Instruction -> Restate the data word for word and leave the images out.

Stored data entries
>> START

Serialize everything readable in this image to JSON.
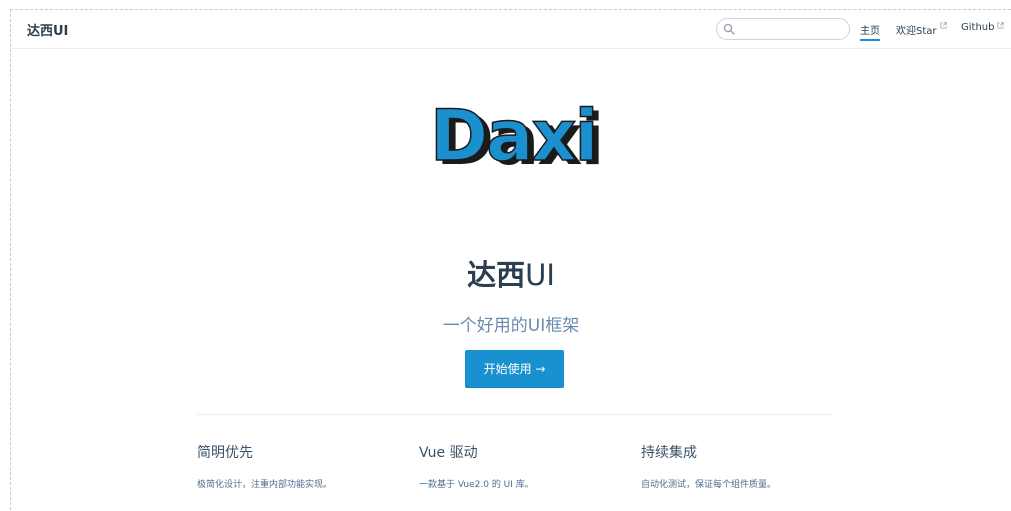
{
  "navbar": {
    "brand": "达西UI",
    "search_value": "",
    "links": [
      {
        "label": "主页",
        "active": true,
        "external": false
      },
      {
        "label": "欢迎Star",
        "active": false,
        "external": true
      },
      {
        "label": "Github",
        "active": false,
        "external": true
      }
    ]
  },
  "hero": {
    "logo_text": "Daxi",
    "title_bold": "达西",
    "title_light": "UI",
    "description": "一个好用的UI框架",
    "action_label": "开始使用 →"
  },
  "features": [
    {
      "title": "简明优先",
      "details": "极简化设计，注重内部功能实现。"
    },
    {
      "title": "Vue 驱动",
      "details": "一款基于 Vue2.0 的 UI 库。"
    },
    {
      "title": "持续集成",
      "details": "自动化测试，保证每个组件质量。"
    }
  ],
  "colors": {
    "accent": "#1991d0",
    "text": "#2c3e50",
    "muted": "#6a8bad"
  }
}
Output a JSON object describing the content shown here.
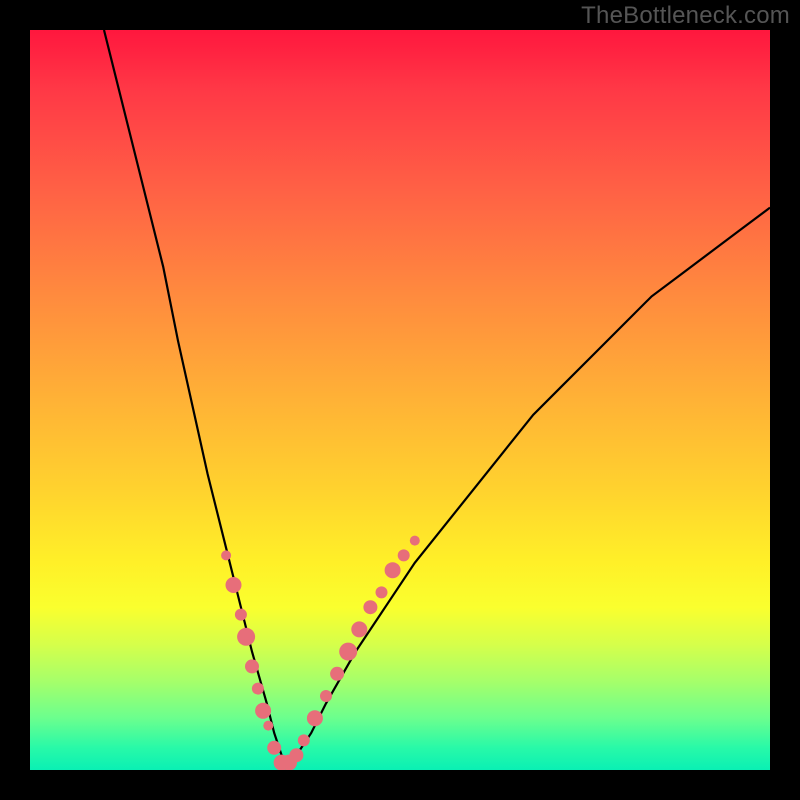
{
  "watermark": "TheBottleneck.com",
  "chart_data": {
    "type": "line",
    "title": "",
    "xlabel": "",
    "ylabel": "",
    "xlim": [
      0,
      100
    ],
    "ylim": [
      0,
      100
    ],
    "series": [
      {
        "name": "bottleneck-curve",
        "x": [
          10,
          12,
          15,
          18,
          20,
          22,
          24,
          26,
          28,
          30,
          32,
          33,
          34,
          35,
          36,
          38,
          40,
          44,
          48,
          52,
          56,
          60,
          64,
          68,
          72,
          76,
          80,
          84,
          88,
          92,
          96,
          100
        ],
        "y": [
          100,
          92,
          80,
          68,
          58,
          49,
          40,
          32,
          24,
          16,
          9,
          5,
          2,
          1,
          2,
          5,
          9,
          16,
          22,
          28,
          33,
          38,
          43,
          48,
          52,
          56,
          60,
          64,
          67,
          70,
          73,
          76
        ],
        "color": "#000000"
      }
    ],
    "markers": [
      {
        "name": "bottleneck-markers",
        "color": "#e76e7a",
        "points": [
          {
            "x": 26.5,
            "y": 29,
            "r": 5
          },
          {
            "x": 27.5,
            "y": 25,
            "r": 8
          },
          {
            "x": 28.5,
            "y": 21,
            "r": 6
          },
          {
            "x": 29.2,
            "y": 18,
            "r": 9
          },
          {
            "x": 30.0,
            "y": 14,
            "r": 7
          },
          {
            "x": 30.8,
            "y": 11,
            "r": 6
          },
          {
            "x": 31.5,
            "y": 8,
            "r": 8
          },
          {
            "x": 32.2,
            "y": 6,
            "r": 5
          },
          {
            "x": 33.0,
            "y": 3,
            "r": 7
          },
          {
            "x": 34.0,
            "y": 1,
            "r": 8
          },
          {
            "x": 35.0,
            "y": 1,
            "r": 8
          },
          {
            "x": 36.0,
            "y": 2,
            "r": 7
          },
          {
            "x": 37.0,
            "y": 4,
            "r": 6
          },
          {
            "x": 38.5,
            "y": 7,
            "r": 8
          },
          {
            "x": 40.0,
            "y": 10,
            "r": 6
          },
          {
            "x": 41.5,
            "y": 13,
            "r": 7
          },
          {
            "x": 43.0,
            "y": 16,
            "r": 9
          },
          {
            "x": 44.5,
            "y": 19,
            "r": 8
          },
          {
            "x": 46.0,
            "y": 22,
            "r": 7
          },
          {
            "x": 47.5,
            "y": 24,
            "r": 6
          },
          {
            "x": 49.0,
            "y": 27,
            "r": 8
          },
          {
            "x": 50.5,
            "y": 29,
            "r": 6
          },
          {
            "x": 52.0,
            "y": 31,
            "r": 5
          }
        ]
      }
    ]
  }
}
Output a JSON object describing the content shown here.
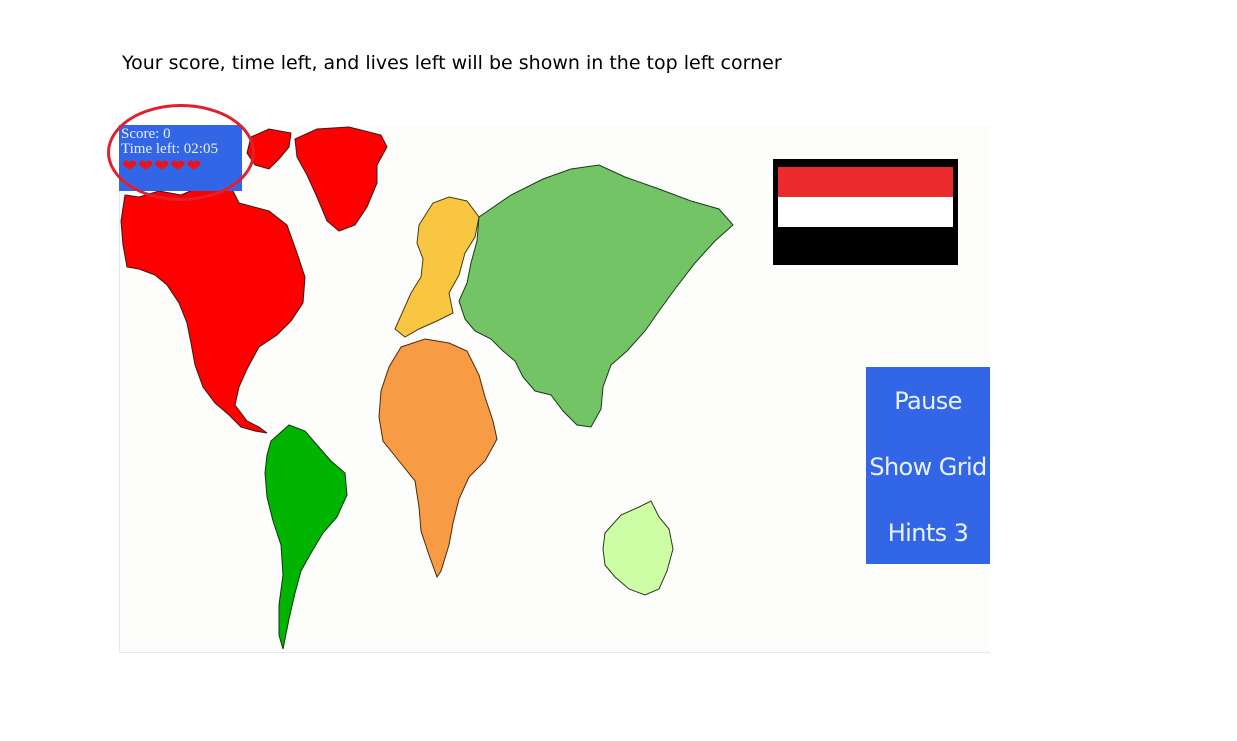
{
  "instruction": "Your score, time left, and lives left will be shown in the top left corner",
  "hud": {
    "score_text": "Score: 0",
    "time_text": "Time left: 02:05",
    "lives": 5,
    "heart_glyph": "❤"
  },
  "flag": {
    "colors": [
      "#ec2b2f",
      "#ffffff",
      "#000000"
    ]
  },
  "continents": [
    {
      "id": "north-america",
      "color": "#fe0000"
    },
    {
      "id": "south-america",
      "color": "#00b400"
    },
    {
      "id": "europe",
      "color": "#f9c641"
    },
    {
      "id": "africa",
      "color": "#f79c45"
    },
    {
      "id": "asia",
      "color": "#72c465"
    },
    {
      "id": "australia",
      "color": "#cdfea5"
    }
  ],
  "controls": {
    "pause_label": "Pause",
    "grid_label": "Show Grid",
    "hints_label": "Hints 3"
  },
  "colors": {
    "panel_blue": "#3366e6",
    "annotation_red": "#e0202a"
  }
}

>> END

Exercise solution ->
Serialize everything readable in this image to JSON.
{
  "navbar": {
    "brand": "达西UI",
    "search_value": "",
    "links": [
      {
        "label": "主页",
        "active": true,
        "external": false
      },
      {
        "label": "欢迎Star",
        "active": false,
        "external": true
      },
      {
        "label": "Github",
        "active": false,
        "external": true
      }
    ]
  },
  "hero": {
    "logo_text": "Daxi",
    "title_bold": "达西",
    "title_light": "UI",
    "description": "一个好用的UI框架",
    "action_label": "开始使用 →"
  },
  "features": [
    {
      "title": "简明优先",
      "details": "极简化设计，注重内部功能实现。"
    },
    {
      "title": "Vue 驱动",
      "details": "一款基于 Vue2.0 的 UI 库。"
    },
    {
      "title": "持续集成",
      "details": "自动化测试，保证每个组件质量。"
    }
  ],
  "colors": {
    "accent": "#1991d0",
    "text": "#2c3e50",
    "muted": "#6a8bad"
  }
}
Output a JSON object describing the content shown here.
{
  "watermark": "TheBottleneck.com",
  "chart_data": {
    "type": "line",
    "title": "",
    "xlabel": "",
    "ylabel": "",
    "xlim": [
      0,
      100
    ],
    "ylim": [
      0,
      100
    ],
    "series": [
      {
        "name": "bottleneck-curve",
        "x": [
          10,
          12,
          15,
          18,
          20,
          22,
          24,
          26,
          28,
          30,
          32,
          33,
          34,
          35,
          36,
          38,
          40,
          44,
          48,
          52,
          56,
          60,
          64,
          68,
          72,
          76,
          80,
          84,
          88,
          92,
          96,
          100
        ],
        "y": [
          100,
          92,
          80,
          68,
          58,
          49,
          40,
          32,
          24,
          16,
          9,
          5,
          2,
          1,
          2,
          5,
          9,
          16,
          22,
          28,
          33,
          38,
          43,
          48,
          52,
          56,
          60,
          64,
          67,
          70,
          73,
          76
        ],
        "color": "#000000"
      }
    ],
    "markers": [
      {
        "name": "bottleneck-markers",
        "color": "#e76e7a",
        "points": [
          {
            "x": 26.5,
            "y": 29,
            "r": 5
          },
          {
            "x": 27.5,
            "y": 25,
            "r": 8
          },
          {
            "x": 28.5,
            "y": 21,
            "r": 6
          },
          {
            "x": 29.2,
            "y": 18,
            "r": 9
          },
          {
            "x": 30.0,
            "y": 14,
            "r": 7
          },
          {
            "x": 30.8,
            "y": 11,
            "r": 6
          },
          {
            "x": 31.5,
            "y": 8,
            "r": 8
          },
          {
            "x": 32.2,
            "y": 6,
            "r": 5
          },
          {
            "x": 33.0,
            "y": 3,
            "r": 7
          },
          {
            "x": 34.0,
            "y": 1,
            "r": 8
          },
          {
            "x": 35.0,
            "y": 1,
            "r": 8
          },
          {
            "x": 36.0,
            "y": 2,
            "r": 7
          },
          {
            "x": 37.0,
            "y": 4,
            "r": 6
          },
          {
            "x": 38.5,
            "y": 7,
            "r": 8
          },
          {
            "x": 40.0,
            "y": 10,
            "r": 6
          },
          {
            "x": 41.5,
            "y": 13,
            "r": 7
          },
          {
            "x": 43.0,
            "y": 16,
            "r": 9
          },
          {
            "x": 44.5,
            "y": 19,
            "r": 8
          },
          {
            "x": 46.0,
            "y": 22,
            "r": 7
          },
          {
            "x": 47.5,
            "y": 24,
            "r": 6
          },
          {
            "x": 49.0,
            "y": 27,
            "r": 8
          },
          {
            "x": 50.5,
            "y": 29,
            "r": 6
          },
          {
            "x": 52.0,
            "y": 31,
            "r": 5
          }
        ]
      }
    ]
  }
}
Output a JSON object describing the content shown here.
{
  "instruction": "Your score, time left, and lives left will be shown in the top left corner",
  "hud": {
    "score_text": "Score: 0",
    "time_text": "Time left: 02:05",
    "lives": 5,
    "heart_glyph": "❤"
  },
  "flag": {
    "colors": [
      "#ec2b2f",
      "#ffffff",
      "#000000"
    ]
  },
  "continents": [
    {
      "id": "north-america",
      "color": "#fe0000"
    },
    {
      "id": "south-america",
      "color": "#00b400"
    },
    {
      "id": "europe",
      "color": "#f9c641"
    },
    {
      "id": "africa",
      "color": "#f79c45"
    },
    {
      "id": "asia",
      "color": "#72c465"
    },
    {
      "id": "australia",
      "color": "#cdfea5"
    }
  ],
  "controls": {
    "pause_label": "Pause",
    "grid_label": "Show Grid",
    "hints_label": "Hints 3"
  },
  "colors": {
    "panel_blue": "#3366e6",
    "annotation_red": "#e0202a"
  }
}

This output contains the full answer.